» Task:
Repeat the data that follows, word for word, without the images.
### Material for this task ###
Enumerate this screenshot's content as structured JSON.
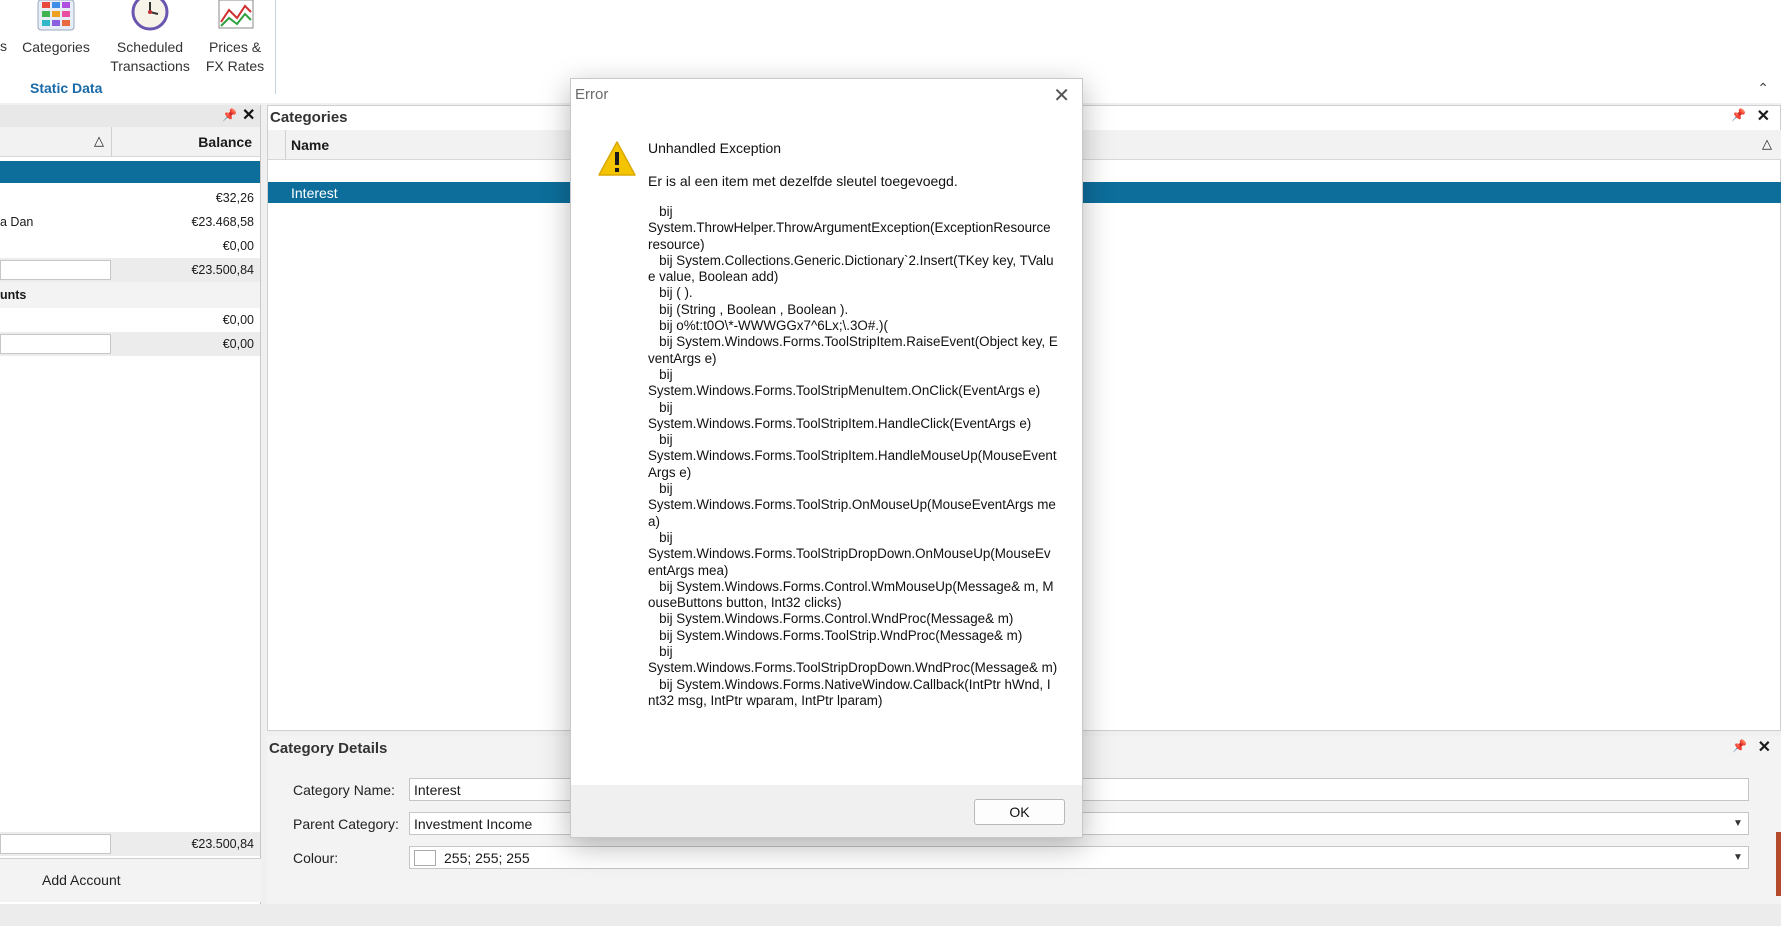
{
  "ribbon": {
    "partial_label": "s",
    "categories_label": "Categories",
    "scheduled_line1": "Scheduled",
    "scheduled_line2": "Transactions",
    "prices_line1": "Prices &",
    "prices_line2": "FX Rates",
    "group_label": "Static Data",
    "collapse_glyph": "⌃"
  },
  "accounts": {
    "header_balance": "Balance",
    "sort_glyph": "△",
    "rows": [
      {
        "name": "",
        "value": "€32,26"
      },
      {
        "name": "a Dan",
        "value": "€23.468,58"
      },
      {
        "name": "",
        "value": "€0,00"
      }
    ],
    "subtotal_1": "€23.500,84",
    "group_2_label": "unts",
    "group_2_row_value": "€0,00",
    "subtotal_2": "€0,00",
    "grand_total": "€23.500,84",
    "add_button": "Add Account"
  },
  "categories": {
    "title": "Categories",
    "column_name": "Name",
    "selected_row": "Interest"
  },
  "details": {
    "title": "Category Details",
    "name_label": "Category Name:",
    "name_value": "Interest",
    "parent_label": "Parent Category:",
    "parent_value": "Investment Income",
    "colour_label": "Colour:",
    "colour_value": "255; 255; 255"
  },
  "dialog": {
    "title": "Error",
    "heading": "Unhandled Exception",
    "message": "Er is al een item met dezelfde sleutel toegevoegd.",
    "stack_trace": "   bij\nSystem.ThrowHelper.ThrowArgumentException(ExceptionResource resource)\n   bij System.Collections.Generic.Dictionary`2.Insert(TKey key, TValue value, Boolean add)\n   bij ( ).\n   bij (String , Boolean , Boolean ).\n   bij o%t:t0O\\*-WWWGGx7^6Lx;\\.3O#.)(\n   bij System.Windows.Forms.ToolStripItem.RaiseEvent(Object key, EventArgs e)\n   bij\nSystem.Windows.Forms.ToolStripMenuItem.OnClick(EventArgs e)\n   bij\nSystem.Windows.Forms.ToolStripItem.HandleClick(EventArgs e)\n   bij\nSystem.Windows.Forms.ToolStripItem.HandleMouseUp(MouseEventArgs e)\n   bij\nSystem.Windows.Forms.ToolStrip.OnMouseUp(MouseEventArgs mea)\n   bij\nSystem.Windows.Forms.ToolStripDropDown.OnMouseUp(MouseEventArgs mea)\n   bij System.Windows.Forms.Control.WmMouseUp(Message& m, MouseButtons button, Int32 clicks)\n   bij System.Windows.Forms.Control.WndProc(Message& m)\n   bij System.Windows.Forms.ToolStrip.WndProc(Message& m)\n   bij\nSystem.Windows.Forms.ToolStripDropDown.WndProc(Message& m)\n   bij System.Windows.Forms.NativeWindow.Callback(IntPtr hWnd, Int32 msg, IntPtr wparam, IntPtr lparam)",
    "ok_label": "OK"
  },
  "colors": {
    "selection": "#0d6e9b",
    "group_label": "#1a6aa8",
    "warning": "#f5c400"
  },
  "icons": [
    "categories-icon",
    "scheduled-clock-icon",
    "prices-chart-icon",
    "pin-icon",
    "close-icon",
    "warning-icon",
    "dropdown-arrow-icon"
  ]
}
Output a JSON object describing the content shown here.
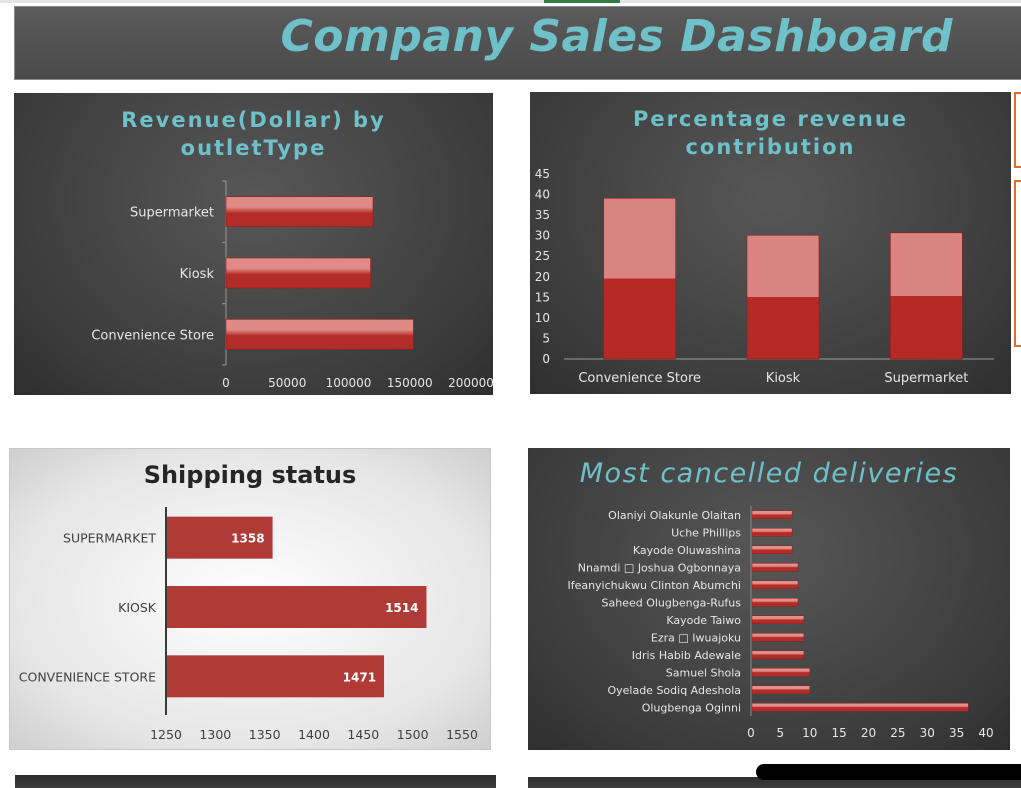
{
  "dashboard": {
    "title": "Company Sales Dashboard"
  },
  "charts": [
    {
      "id": "revenue",
      "title": "Revenue(Dollar) by outletType",
      "title_lines": [
        "Revenue(Dollar) by",
        "outletType"
      ],
      "chart_data": {
        "type": "bar",
        "orientation": "horizontal",
        "title": "Revenue(Dollar) by outletType",
        "categories": [
          "Convenience Store",
          "Kiosk",
          "Supermarket"
        ],
        "values": [
          153000,
          118000,
          120000
        ],
        "xlim": [
          0,
          200000
        ],
        "xticks": [
          0,
          50000,
          100000,
          150000,
          200000
        ],
        "tick_labels": [
          "0",
          "50000",
          "100000",
          "150000",
          "200000"
        ],
        "grid": false,
        "legend": "none",
        "color": "#c0302b"
      }
    },
    {
      "id": "percentage",
      "title": "Percentage revenue contribution",
      "title_lines": [
        "Percentage revenue",
        "contribution"
      ],
      "chart_data": {
        "type": "bar",
        "title": "Percentage revenue contribution",
        "categories": [
          "Convenience Store",
          "Kiosk",
          "Supermarket"
        ],
        "values": [
          39.1,
          30.1,
          30.7
        ],
        "ylim": [
          0,
          45
        ],
        "yticks": [
          0,
          5,
          10,
          15,
          20,
          25,
          30,
          35,
          40,
          45
        ],
        "tick_labels": [
          "0",
          "5",
          "10",
          "15",
          "20",
          "25",
          "30",
          "35",
          "40",
          "45"
        ],
        "grid": false,
        "legend": "none",
        "color": "#c0302b"
      }
    },
    {
      "id": "shipping",
      "title": "Shipping status",
      "chart_data": {
        "type": "bar",
        "orientation": "horizontal",
        "title": "Shipping status",
        "categories": [
          "CONVENIENCE STORE",
          "KIOSK",
          "SUPERMARKET"
        ],
        "values": [
          1471,
          1514,
          1358
        ],
        "data_labels": [
          "1471",
          "1514",
          "1358"
        ],
        "xlim": [
          1250,
          1550
        ],
        "xticks": [
          1250,
          1300,
          1350,
          1400,
          1450,
          1500,
          1550
        ],
        "tick_labels": [
          "1250",
          "1300",
          "1350",
          "1400",
          "1450",
          "1500",
          "1550"
        ],
        "grid": false,
        "legend": "none",
        "color": "#b03a36"
      }
    },
    {
      "id": "cancelled",
      "title": "Most cancelled deliveries",
      "chart_data": {
        "type": "bar",
        "orientation": "horizontal",
        "title": "Most cancelled deliveries",
        "categories": [
          "Olugbenga Oginni",
          "Oyelade Sodiq  Adeshola",
          "Samuel Shola",
          "Idris Habib Adewale",
          "Ezra □ Iwuajoku",
          "Kayode  Taiwo",
          "Saheed  Olugbenga-Rufus",
          "Ifeanyichukwu  Clinton Abumchi",
          "Nnamdi □ Joshua Ogbonnaya",
          "Kayode  Oluwashina",
          "Uche Phillips",
          "Olaniyi Olakunle  Olaitan"
        ],
        "values": [
          37,
          10,
          10,
          9,
          9,
          9,
          8,
          8,
          8,
          7,
          7,
          7
        ],
        "xlim": [
          0,
          40
        ],
        "xticks": [
          0,
          5,
          10,
          15,
          20,
          25,
          30,
          35,
          40
        ],
        "tick_labels": [
          "0",
          "5",
          "10",
          "15",
          "20",
          "25",
          "30",
          "35",
          "40"
        ],
        "grid": false,
        "legend": "none",
        "color": "#c0302b"
      }
    }
  ]
}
###
» Task response:
Enumerate this screenshot's content as structured JSON.
{
  "ribbon": {
    "partial_label": "s",
    "categories_label": "Categories",
    "scheduled_line1": "Scheduled",
    "scheduled_line2": "Transactions",
    "prices_line1": "Prices &",
    "prices_line2": "FX Rates",
    "group_label": "Static Data",
    "collapse_glyph": "⌃"
  },
  "accounts": {
    "header_balance": "Balance",
    "sort_glyph": "△",
    "rows": [
      {
        "name": "",
        "value": "€32,26"
      },
      {
        "name": "a Dan",
        "value": "€23.468,58"
      },
      {
        "name": "",
        "value": "€0,00"
      }
    ],
    "subtotal_1": "€23.500,84",
    "group_2_label": "unts",
    "group_2_row_value": "€0,00",
    "subtotal_2": "€0,00",
    "grand_total": "€23.500,84",
    "add_button": "Add Account"
  },
  "categories": {
    "title": "Categories",
    "column_name": "Name",
    "selected_row": "Interest"
  },
  "details": {
    "title": "Category Details",
    "name_label": "Category Name:",
    "name_value": "Interest",
    "parent_label": "Parent Category:",
    "parent_value": "Investment Income",
    "colour_label": "Colour:",
    "colour_value": "255; 255; 255"
  },
  "dialog": {
    "title": "Error",
    "heading": "Unhandled Exception",
    "message": "Er is al een item met dezelfde sleutel toegevoegd.",
    "stack_trace": "   bij\nSystem.ThrowHelper.ThrowArgumentException(ExceptionResource resource)\n   bij System.Collections.Generic.Dictionary`2.Insert(TKey key, TValue value, Boolean add)\n   bij ( ).\n   bij (String , Boolean , Boolean ).\n   bij o%t:t0O\\*-WWWGGx7^6Lx;\\.3O#.)(\n   bij System.Windows.Forms.ToolStripItem.RaiseEvent(Object key, EventArgs e)\n   bij\nSystem.Windows.Forms.ToolStripMenuItem.OnClick(EventArgs e)\n   bij\nSystem.Windows.Forms.ToolStripItem.HandleClick(EventArgs e)\n   bij\nSystem.Windows.Forms.ToolStripItem.HandleMouseUp(MouseEventArgs e)\n   bij\nSystem.Windows.Forms.ToolStrip.OnMouseUp(MouseEventArgs mea)\n   bij\nSystem.Windows.Forms.ToolStripDropDown.OnMouseUp(MouseEventArgs mea)\n   bij System.Windows.Forms.Control.WmMouseUp(Message& m, MouseButtons button, Int32 clicks)\n   bij System.Windows.Forms.Control.WndProc(Message& m)\n   bij System.Windows.Forms.ToolStrip.WndProc(Message& m)\n   bij\nSystem.Windows.Forms.ToolStripDropDown.WndProc(Message& m)\n   bij System.Windows.Forms.NativeWindow.Callback(IntPtr hWnd, Int32 msg, IntPtr wparam, IntPtr lparam)",
    "ok_label": "OK"
  },
  "colors": {
    "selection": "#0d6e9b",
    "group_label": "#1a6aa8",
    "warning": "#f5c400"
  },
  "icons": [
    "categories-icon",
    "scheduled-clock-icon",
    "prices-chart-icon",
    "pin-icon",
    "close-icon",
    "warning-icon",
    "dropdown-arrow-icon"
  ]
}
Output a JSON object describing the content shown here.
{
  "dashboard": {
    "title": "Company Sales Dashboard"
  },
  "charts": [
    {
      "id": "revenue",
      "title": "Revenue(Dollar) by outletType",
      "title_lines": [
        "Revenue(Dollar) by",
        "outletType"
      ],
      "chart_data": {
        "type": "bar",
        "orientation": "horizontal",
        "title": "Revenue(Dollar) by outletType",
        "categories": [
          "Convenience Store",
          "Kiosk",
          "Supermarket"
        ],
        "values": [
          153000,
          118000,
          120000
        ],
        "xlim": [
          0,
          200000
        ],
        "xticks": [
          0,
          50000,
          100000,
          150000,
          200000
        ],
        "tick_labels": [
          "0",
          "50000",
          "100000",
          "150000",
          "200000"
        ],
        "grid": false,
        "legend": "none",
        "color": "#c0302b"
      }
    },
    {
      "id": "percentage",
      "title": "Percentage revenue contribution",
      "title_lines": [
        "Percentage revenue",
        "contribution"
      ],
      "chart_data": {
        "type": "bar",
        "title": "Percentage revenue contribution",
        "categories": [
          "Convenience Store",
          "Kiosk",
          "Supermarket"
        ],
        "values": [
          39.1,
          30.1,
          30.7
        ],
        "ylim": [
          0,
          45
        ],
        "yticks": [
          0,
          5,
          10,
          15,
          20,
          25,
          30,
          35,
          40,
          45
        ],
        "tick_labels": [
          "0",
          "5",
          "10",
          "15",
          "20",
          "25",
          "30",
          "35",
          "40",
          "45"
        ],
        "grid": false,
        "legend": "none",
        "color": "#c0302b"
      }
    },
    {
      "id": "shipping",
      "title": "Shipping status",
      "chart_data": {
        "type": "bar",
        "orientation": "horizontal",
        "title": "Shipping status",
        "categories": [
          "CONVENIENCE STORE",
          "KIOSK",
          "SUPERMARKET"
        ],
        "values": [
          1471,
          1514,
          1358
        ],
        "data_labels": [
          "1471",
          "1514",
          "1358"
        ],
        "xlim": [
          1250,
          1550
        ],
        "xticks": [
          1250,
          1300,
          1350,
          1400,
          1450,
          1500,
          1550
        ],
        "tick_labels": [
          "1250",
          "1300",
          "1350",
          "1400",
          "1450",
          "1500",
          "1550"
        ],
        "grid": false,
        "legend": "none",
        "color": "#b03a36"
      }
    },
    {
      "id": "cancelled",
      "title": "Most cancelled deliveries",
      "chart_data": {
        "type": "bar",
        "orientation": "horizontal",
        "title": "Most cancelled deliveries",
        "categories": [
          "Olugbenga Oginni",
          "Oyelade Sodiq  Adeshola",
          "Samuel Shola",
          "Idris Habib Adewale",
          "Ezra □ Iwuajoku",
          "Kayode  Taiwo",
          "Saheed  Olugbenga-Rufus",
          "Ifeanyichukwu  Clinton Abumchi",
          "Nnamdi □ Joshua Ogbonnaya",
          "Kayode  Oluwashina",
          "Uche Phillips",
          "Olaniyi Olakunle  Olaitan"
        ],
        "values": [
          37,
          10,
          10,
          9,
          9,
          9,
          8,
          8,
          8,
          7,
          7,
          7
        ],
        "xlim": [
          0,
          40
        ],
        "xticks": [
          0,
          5,
          10,
          15,
          20,
          25,
          30,
          35,
          40
        ],
        "tick_labels": [
          "0",
          "5",
          "10",
          "15",
          "20",
          "25",
          "30",
          "35",
          "40"
        ],
        "grid": false,
        "legend": "none",
        "color": "#c0302b"
      }
    }
  ]
}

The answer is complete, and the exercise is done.